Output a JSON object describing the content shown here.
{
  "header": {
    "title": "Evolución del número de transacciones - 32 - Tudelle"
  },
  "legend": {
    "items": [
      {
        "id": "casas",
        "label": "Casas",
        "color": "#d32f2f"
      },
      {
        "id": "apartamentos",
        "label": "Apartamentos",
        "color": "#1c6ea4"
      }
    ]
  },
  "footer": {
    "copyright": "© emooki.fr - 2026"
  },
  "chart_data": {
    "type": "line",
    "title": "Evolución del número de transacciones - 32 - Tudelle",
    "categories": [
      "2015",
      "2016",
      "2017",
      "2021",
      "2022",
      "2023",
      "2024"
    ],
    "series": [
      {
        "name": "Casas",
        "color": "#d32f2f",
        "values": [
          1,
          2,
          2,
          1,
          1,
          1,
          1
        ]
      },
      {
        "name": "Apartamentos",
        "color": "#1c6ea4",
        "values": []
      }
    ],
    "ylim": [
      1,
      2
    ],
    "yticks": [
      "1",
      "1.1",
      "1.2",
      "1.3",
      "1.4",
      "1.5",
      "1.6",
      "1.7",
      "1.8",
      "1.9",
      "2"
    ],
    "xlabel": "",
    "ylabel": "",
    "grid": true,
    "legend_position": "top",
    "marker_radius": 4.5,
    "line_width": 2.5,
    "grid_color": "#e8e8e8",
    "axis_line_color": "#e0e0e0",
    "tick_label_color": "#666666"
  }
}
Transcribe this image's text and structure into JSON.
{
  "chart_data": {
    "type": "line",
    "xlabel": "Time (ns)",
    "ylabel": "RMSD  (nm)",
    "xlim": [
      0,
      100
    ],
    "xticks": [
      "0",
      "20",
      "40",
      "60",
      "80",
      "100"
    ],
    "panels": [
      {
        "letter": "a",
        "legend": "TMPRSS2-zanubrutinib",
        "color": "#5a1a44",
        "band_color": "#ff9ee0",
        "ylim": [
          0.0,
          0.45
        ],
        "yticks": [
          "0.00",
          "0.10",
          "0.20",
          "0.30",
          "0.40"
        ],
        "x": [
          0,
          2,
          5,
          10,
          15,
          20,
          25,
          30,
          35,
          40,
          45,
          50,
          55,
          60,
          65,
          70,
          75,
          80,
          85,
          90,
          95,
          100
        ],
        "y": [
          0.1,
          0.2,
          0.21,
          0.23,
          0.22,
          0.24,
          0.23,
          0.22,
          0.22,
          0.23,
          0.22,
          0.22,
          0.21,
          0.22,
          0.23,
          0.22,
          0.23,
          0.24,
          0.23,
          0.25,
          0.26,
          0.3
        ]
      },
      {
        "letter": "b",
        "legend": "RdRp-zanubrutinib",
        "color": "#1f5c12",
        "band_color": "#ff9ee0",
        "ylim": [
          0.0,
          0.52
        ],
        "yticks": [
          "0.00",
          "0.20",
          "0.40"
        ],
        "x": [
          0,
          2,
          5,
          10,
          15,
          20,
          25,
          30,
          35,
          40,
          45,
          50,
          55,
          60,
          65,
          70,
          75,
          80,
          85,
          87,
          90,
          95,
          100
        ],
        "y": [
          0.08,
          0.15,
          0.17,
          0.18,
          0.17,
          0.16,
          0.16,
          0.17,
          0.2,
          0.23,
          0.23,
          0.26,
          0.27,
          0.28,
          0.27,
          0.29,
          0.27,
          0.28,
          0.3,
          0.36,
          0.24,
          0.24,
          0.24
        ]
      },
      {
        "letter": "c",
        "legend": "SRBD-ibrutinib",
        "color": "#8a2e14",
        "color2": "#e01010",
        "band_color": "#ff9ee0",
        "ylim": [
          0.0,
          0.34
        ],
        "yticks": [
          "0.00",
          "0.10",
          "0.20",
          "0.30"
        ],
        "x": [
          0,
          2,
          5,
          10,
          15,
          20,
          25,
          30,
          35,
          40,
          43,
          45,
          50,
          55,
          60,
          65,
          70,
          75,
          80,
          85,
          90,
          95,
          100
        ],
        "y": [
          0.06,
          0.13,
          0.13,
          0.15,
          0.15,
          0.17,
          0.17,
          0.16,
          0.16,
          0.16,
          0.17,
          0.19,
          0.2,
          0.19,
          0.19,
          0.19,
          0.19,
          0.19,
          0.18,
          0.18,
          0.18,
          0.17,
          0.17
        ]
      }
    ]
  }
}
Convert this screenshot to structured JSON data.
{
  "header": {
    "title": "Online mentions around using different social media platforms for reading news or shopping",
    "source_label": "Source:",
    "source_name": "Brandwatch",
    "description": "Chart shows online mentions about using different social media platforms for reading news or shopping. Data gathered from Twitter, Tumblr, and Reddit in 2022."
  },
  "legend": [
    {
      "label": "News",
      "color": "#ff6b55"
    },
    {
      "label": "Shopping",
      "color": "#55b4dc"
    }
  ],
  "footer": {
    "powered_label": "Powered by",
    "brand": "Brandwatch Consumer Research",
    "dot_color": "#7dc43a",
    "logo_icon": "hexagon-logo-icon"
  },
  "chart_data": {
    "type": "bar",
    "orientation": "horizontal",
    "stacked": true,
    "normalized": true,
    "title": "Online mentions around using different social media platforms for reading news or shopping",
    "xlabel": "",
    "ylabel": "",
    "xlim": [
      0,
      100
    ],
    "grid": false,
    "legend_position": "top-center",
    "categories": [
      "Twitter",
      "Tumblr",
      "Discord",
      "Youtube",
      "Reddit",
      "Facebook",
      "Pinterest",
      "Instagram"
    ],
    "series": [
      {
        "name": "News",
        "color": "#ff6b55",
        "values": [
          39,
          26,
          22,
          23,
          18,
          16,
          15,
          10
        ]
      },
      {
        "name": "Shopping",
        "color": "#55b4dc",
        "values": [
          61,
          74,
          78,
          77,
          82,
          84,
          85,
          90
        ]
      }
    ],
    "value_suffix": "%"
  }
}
----------------
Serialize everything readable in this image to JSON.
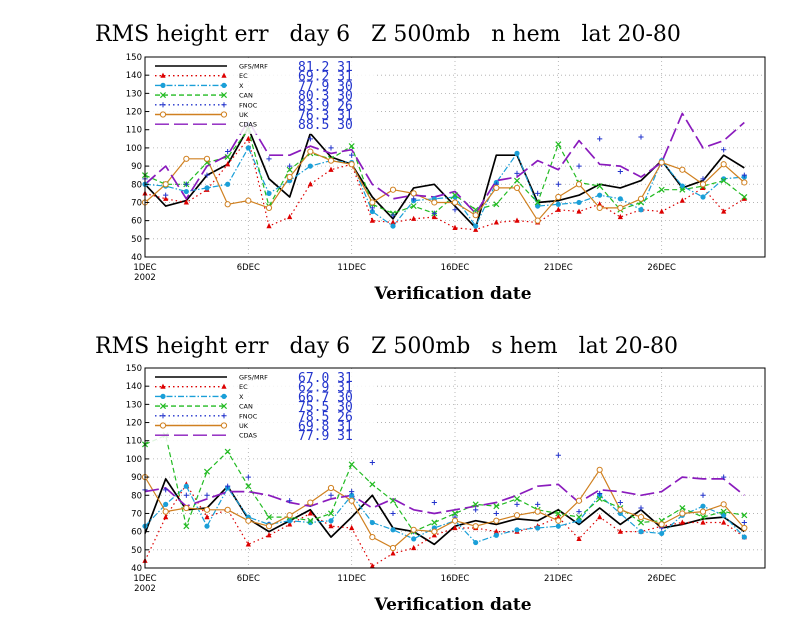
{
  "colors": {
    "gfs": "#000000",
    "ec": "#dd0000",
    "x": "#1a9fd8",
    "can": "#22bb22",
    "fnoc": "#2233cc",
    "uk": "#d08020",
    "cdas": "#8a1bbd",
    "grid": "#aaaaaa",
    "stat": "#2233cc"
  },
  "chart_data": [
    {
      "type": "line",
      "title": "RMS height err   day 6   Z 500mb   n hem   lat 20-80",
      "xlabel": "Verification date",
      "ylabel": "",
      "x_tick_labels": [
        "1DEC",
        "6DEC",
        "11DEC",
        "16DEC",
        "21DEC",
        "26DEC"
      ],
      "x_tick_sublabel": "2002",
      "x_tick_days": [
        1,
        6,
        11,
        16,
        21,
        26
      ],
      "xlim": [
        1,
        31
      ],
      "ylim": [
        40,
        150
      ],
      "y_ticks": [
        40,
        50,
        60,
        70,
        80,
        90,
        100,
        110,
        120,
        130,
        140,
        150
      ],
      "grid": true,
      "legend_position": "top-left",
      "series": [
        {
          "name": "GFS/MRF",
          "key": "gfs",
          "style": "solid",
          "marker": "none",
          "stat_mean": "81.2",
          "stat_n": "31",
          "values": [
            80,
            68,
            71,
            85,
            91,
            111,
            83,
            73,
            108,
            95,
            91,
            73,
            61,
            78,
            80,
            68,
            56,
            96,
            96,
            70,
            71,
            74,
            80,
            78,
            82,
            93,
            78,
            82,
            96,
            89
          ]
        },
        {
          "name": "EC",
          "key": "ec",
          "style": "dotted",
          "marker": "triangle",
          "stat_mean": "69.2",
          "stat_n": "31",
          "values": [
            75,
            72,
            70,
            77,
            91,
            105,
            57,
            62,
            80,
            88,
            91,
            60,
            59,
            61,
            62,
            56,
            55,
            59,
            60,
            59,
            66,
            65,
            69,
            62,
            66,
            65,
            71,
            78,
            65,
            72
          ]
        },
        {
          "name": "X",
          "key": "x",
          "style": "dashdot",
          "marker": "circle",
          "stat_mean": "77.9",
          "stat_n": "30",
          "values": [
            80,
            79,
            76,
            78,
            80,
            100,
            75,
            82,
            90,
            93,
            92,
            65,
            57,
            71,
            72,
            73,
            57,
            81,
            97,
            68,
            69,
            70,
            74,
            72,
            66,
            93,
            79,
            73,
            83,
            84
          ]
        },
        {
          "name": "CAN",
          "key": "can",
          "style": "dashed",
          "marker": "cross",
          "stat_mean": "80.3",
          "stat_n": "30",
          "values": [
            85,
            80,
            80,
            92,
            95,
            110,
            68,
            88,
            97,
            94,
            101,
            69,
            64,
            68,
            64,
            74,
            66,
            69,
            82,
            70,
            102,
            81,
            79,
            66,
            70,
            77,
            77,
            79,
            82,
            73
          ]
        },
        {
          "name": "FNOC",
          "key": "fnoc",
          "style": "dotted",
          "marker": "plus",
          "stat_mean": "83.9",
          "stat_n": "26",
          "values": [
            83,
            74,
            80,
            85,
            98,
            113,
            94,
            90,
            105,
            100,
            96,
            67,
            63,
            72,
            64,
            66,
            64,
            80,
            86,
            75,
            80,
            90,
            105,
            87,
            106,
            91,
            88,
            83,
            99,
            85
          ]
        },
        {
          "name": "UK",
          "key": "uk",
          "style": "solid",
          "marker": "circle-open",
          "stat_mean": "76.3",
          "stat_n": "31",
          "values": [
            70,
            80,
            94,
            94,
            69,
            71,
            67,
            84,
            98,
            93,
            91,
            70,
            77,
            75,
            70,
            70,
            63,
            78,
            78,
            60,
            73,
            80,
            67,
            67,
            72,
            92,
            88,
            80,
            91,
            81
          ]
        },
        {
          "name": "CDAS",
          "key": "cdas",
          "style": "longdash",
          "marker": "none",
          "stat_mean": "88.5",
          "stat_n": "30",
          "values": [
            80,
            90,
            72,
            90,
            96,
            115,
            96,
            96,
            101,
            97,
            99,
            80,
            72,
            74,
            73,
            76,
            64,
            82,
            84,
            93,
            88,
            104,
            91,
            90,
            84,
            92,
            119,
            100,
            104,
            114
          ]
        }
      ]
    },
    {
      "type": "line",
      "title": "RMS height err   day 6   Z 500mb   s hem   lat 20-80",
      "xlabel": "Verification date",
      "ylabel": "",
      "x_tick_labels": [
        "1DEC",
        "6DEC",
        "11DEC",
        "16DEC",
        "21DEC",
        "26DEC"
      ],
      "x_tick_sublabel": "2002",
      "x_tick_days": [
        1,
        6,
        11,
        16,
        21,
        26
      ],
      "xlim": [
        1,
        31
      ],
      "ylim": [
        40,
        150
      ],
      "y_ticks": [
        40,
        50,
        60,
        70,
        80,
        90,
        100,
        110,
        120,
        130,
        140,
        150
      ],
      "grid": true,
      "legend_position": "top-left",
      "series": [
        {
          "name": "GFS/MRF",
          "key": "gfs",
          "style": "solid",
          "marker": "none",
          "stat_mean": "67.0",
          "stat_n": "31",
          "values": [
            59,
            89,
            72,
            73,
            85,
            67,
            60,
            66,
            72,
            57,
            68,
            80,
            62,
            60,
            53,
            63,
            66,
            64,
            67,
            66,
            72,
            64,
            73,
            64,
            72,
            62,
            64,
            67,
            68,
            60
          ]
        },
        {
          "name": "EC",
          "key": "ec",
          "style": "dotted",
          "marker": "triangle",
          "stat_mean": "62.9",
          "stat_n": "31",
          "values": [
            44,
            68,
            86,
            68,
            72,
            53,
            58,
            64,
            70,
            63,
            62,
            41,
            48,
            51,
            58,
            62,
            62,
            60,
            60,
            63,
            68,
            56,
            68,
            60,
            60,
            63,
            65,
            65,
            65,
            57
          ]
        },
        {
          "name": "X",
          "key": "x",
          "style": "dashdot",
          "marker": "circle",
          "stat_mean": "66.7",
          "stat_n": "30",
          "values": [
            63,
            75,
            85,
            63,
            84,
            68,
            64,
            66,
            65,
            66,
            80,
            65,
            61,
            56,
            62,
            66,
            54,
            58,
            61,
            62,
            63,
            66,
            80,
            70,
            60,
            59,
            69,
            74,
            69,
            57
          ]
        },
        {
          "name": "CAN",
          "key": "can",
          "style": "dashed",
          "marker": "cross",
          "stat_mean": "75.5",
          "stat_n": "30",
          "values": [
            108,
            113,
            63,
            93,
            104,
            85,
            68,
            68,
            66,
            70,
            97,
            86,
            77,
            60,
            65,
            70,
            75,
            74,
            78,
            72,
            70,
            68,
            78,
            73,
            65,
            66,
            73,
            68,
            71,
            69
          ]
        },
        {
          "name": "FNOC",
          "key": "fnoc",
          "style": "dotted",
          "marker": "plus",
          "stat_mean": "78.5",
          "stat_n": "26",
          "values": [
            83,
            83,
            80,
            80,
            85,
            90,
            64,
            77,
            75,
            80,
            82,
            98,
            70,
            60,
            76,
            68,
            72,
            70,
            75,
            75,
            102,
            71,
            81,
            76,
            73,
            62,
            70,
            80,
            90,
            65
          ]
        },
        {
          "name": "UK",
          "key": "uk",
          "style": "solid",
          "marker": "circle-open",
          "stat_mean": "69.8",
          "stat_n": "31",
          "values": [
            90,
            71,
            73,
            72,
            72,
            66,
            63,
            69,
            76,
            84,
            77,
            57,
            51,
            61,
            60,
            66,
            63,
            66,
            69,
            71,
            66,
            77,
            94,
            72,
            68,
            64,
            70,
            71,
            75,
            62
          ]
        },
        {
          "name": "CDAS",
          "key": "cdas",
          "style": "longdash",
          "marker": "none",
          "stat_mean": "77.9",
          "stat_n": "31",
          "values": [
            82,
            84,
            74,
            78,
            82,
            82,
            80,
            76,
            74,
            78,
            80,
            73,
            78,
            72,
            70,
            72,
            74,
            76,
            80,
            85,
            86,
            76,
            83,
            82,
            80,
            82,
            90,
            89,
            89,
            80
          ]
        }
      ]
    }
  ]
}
----------------
*Task to carry out*: Work out how many lines in the records above contain the word "zanubrutinib", and give only that number.

*Exercise answer*: 2